> _Problem description_
Using the listing below, please gather every line containing the word "Sugars".

> _Exercise data_
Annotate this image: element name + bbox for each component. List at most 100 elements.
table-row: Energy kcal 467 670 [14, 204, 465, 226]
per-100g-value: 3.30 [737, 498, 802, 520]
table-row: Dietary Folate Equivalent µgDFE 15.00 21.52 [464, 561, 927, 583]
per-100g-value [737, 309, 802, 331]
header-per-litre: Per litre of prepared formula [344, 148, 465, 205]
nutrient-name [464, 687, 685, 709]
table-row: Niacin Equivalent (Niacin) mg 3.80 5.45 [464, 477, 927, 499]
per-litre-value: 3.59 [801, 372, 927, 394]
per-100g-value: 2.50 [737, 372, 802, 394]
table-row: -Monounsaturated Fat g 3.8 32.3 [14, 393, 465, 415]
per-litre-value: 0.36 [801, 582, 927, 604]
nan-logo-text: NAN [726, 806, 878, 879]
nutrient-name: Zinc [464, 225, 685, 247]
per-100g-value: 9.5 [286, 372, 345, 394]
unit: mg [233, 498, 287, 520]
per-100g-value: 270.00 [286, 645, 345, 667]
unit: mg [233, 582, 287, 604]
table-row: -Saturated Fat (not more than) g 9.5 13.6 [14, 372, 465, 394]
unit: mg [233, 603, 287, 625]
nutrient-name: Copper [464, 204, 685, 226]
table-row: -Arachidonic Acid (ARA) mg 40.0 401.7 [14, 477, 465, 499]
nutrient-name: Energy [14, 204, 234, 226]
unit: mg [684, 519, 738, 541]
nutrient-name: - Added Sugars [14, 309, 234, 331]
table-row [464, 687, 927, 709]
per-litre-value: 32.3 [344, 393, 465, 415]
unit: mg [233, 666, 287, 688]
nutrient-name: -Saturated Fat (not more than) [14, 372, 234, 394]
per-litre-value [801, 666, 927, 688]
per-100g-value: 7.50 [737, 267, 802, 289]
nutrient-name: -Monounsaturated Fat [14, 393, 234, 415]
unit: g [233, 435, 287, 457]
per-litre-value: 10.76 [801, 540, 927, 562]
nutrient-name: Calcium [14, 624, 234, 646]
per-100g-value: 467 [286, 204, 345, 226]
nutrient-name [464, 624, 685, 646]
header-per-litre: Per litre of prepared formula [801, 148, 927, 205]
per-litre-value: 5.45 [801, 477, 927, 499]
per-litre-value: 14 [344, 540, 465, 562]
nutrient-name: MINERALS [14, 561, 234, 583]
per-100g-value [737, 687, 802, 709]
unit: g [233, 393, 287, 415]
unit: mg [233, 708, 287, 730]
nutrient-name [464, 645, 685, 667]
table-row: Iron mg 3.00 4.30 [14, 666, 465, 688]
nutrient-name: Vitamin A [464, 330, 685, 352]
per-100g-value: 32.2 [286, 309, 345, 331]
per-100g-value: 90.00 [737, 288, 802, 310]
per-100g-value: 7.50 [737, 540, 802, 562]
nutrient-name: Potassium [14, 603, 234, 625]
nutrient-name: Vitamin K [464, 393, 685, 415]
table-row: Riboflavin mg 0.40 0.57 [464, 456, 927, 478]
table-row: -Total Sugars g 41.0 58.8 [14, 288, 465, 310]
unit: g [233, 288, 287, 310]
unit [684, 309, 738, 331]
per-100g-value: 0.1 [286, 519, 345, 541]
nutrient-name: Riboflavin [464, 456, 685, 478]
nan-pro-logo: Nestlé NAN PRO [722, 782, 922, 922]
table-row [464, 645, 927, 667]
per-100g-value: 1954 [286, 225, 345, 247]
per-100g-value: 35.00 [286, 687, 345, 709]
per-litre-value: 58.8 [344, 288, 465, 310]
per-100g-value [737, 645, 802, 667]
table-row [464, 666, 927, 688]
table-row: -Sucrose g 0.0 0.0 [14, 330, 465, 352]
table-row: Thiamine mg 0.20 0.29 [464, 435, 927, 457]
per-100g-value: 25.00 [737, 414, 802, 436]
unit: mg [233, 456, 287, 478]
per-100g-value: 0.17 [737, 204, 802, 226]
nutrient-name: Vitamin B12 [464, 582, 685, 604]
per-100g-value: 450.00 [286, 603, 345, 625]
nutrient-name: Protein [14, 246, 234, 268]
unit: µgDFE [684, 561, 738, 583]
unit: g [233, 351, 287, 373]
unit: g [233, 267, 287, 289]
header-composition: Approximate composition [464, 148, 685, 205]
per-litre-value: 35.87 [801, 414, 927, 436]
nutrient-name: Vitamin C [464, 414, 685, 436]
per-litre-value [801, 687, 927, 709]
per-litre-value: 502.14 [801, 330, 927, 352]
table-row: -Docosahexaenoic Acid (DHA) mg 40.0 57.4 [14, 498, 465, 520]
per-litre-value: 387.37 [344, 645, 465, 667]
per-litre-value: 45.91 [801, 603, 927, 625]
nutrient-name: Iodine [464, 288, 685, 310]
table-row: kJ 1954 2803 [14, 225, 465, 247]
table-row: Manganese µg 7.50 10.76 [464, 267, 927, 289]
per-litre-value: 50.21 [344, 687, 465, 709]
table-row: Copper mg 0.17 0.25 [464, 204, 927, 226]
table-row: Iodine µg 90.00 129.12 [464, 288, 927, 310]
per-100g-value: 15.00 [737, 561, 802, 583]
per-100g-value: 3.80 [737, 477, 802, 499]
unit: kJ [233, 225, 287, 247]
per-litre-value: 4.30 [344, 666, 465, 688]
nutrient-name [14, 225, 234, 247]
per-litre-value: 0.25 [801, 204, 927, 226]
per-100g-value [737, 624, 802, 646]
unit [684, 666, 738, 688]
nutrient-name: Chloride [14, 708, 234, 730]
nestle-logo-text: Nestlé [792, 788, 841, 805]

> _Exercise response_
nutrient-name: - Added Sugars [14, 309, 234, 331]
table-row: -Total Sugars g 41.0 58.8 [14, 288, 465, 310]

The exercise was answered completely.